(A run of records)
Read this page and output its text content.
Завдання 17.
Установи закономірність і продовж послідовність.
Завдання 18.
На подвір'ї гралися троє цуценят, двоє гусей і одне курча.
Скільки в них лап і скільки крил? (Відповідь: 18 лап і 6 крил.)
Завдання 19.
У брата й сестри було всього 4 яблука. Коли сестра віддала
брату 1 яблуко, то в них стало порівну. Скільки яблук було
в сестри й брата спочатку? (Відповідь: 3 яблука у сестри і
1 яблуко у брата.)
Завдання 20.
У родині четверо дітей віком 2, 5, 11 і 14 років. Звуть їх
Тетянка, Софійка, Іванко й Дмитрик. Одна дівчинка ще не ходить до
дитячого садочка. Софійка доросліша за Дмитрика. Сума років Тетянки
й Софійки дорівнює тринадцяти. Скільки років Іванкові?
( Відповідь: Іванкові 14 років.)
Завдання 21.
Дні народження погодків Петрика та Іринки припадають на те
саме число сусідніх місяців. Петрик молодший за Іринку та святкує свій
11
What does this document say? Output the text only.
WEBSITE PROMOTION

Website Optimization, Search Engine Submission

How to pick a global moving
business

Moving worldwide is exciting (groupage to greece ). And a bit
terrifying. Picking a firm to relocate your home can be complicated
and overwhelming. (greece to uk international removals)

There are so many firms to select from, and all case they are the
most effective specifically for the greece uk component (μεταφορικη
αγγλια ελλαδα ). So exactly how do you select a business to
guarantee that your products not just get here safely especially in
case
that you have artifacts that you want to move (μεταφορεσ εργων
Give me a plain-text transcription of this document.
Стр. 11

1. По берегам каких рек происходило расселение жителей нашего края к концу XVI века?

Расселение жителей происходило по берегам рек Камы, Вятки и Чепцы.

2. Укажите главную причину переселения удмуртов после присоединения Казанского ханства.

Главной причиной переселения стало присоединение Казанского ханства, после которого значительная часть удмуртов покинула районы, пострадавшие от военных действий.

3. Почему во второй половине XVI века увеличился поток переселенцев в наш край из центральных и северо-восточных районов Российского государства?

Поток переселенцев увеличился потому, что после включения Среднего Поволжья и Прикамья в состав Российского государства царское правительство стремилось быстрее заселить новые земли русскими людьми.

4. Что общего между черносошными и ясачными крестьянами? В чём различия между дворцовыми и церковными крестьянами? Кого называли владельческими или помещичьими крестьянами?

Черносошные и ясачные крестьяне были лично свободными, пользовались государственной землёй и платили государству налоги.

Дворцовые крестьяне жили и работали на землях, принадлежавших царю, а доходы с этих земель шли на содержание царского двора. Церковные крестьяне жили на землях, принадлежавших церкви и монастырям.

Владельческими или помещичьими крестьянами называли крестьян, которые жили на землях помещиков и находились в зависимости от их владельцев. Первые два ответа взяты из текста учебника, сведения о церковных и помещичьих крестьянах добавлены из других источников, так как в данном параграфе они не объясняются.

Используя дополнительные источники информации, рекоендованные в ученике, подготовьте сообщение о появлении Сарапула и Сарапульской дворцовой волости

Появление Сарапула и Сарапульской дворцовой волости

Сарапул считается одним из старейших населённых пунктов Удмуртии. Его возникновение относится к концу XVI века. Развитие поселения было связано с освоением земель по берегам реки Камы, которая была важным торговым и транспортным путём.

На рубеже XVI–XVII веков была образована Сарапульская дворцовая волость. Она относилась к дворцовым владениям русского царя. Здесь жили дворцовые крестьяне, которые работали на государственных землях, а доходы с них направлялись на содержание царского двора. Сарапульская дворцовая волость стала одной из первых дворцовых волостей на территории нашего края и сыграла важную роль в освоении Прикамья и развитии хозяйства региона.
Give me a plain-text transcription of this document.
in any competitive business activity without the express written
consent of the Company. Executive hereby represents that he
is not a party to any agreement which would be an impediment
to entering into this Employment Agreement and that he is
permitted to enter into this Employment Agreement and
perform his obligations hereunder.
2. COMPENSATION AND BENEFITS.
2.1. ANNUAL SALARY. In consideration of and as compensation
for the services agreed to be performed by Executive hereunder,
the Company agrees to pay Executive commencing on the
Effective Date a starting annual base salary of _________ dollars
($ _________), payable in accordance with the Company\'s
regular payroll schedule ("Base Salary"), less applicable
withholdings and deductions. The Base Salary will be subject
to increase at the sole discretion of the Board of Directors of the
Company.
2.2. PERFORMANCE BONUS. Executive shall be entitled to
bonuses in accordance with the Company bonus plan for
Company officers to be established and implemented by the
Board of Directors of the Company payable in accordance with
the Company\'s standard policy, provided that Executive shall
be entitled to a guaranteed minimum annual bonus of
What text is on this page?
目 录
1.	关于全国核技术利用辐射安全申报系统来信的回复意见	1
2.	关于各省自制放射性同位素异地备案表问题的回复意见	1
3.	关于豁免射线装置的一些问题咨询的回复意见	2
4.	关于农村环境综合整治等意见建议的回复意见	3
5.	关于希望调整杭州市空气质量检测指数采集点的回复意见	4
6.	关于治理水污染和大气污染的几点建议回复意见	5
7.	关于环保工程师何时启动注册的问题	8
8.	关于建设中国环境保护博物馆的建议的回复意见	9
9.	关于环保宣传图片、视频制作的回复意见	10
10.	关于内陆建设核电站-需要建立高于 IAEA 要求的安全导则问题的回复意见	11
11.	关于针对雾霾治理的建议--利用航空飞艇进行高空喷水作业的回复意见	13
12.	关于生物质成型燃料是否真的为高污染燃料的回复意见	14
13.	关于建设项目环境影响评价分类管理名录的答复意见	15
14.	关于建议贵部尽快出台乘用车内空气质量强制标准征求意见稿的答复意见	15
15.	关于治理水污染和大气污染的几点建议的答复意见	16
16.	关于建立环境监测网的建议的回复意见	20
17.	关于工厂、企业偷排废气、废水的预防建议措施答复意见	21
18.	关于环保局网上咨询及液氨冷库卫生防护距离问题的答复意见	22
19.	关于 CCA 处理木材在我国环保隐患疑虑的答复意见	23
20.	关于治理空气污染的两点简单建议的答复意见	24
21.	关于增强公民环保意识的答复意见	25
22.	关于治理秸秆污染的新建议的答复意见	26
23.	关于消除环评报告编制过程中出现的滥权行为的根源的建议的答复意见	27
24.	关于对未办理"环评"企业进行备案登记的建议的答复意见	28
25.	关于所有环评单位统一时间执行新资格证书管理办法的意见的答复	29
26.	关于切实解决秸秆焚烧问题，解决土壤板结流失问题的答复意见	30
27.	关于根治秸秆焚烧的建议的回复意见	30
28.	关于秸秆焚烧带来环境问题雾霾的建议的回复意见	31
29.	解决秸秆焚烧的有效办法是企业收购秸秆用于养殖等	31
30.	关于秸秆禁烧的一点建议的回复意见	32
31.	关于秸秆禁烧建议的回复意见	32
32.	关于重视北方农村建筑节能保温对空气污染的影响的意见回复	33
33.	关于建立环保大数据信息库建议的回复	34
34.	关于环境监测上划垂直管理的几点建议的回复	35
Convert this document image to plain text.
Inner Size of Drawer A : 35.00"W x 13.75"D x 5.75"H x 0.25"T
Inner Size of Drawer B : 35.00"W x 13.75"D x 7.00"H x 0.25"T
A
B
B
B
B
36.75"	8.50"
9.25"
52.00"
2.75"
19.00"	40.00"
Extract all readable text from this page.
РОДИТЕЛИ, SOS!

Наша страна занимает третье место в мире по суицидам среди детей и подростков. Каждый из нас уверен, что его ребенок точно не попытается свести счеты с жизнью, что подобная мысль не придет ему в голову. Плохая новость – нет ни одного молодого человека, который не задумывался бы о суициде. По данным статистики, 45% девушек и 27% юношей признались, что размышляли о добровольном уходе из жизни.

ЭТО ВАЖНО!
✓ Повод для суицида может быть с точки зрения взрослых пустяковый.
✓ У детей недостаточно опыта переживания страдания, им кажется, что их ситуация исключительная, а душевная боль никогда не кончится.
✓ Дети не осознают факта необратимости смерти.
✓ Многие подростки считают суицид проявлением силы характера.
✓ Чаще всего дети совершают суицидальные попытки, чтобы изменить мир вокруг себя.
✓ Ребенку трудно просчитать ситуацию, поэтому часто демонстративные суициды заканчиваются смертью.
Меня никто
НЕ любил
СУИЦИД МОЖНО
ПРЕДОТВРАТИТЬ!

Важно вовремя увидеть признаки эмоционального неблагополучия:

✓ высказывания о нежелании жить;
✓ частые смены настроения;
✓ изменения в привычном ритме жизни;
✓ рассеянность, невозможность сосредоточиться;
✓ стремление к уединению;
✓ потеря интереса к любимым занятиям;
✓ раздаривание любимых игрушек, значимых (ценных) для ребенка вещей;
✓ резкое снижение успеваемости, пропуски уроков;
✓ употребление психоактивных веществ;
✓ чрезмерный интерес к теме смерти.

WRITTEN REQUEST. Take every line above carrying "брата" and return it.

WRITTEN SOLUTION.
У брата й сестри було всього 4 яблука. Коли сестра віддала
в сестри й брата спочатку? (Відповідь: 3 яблука у сестри і
1 яблуко у брата.)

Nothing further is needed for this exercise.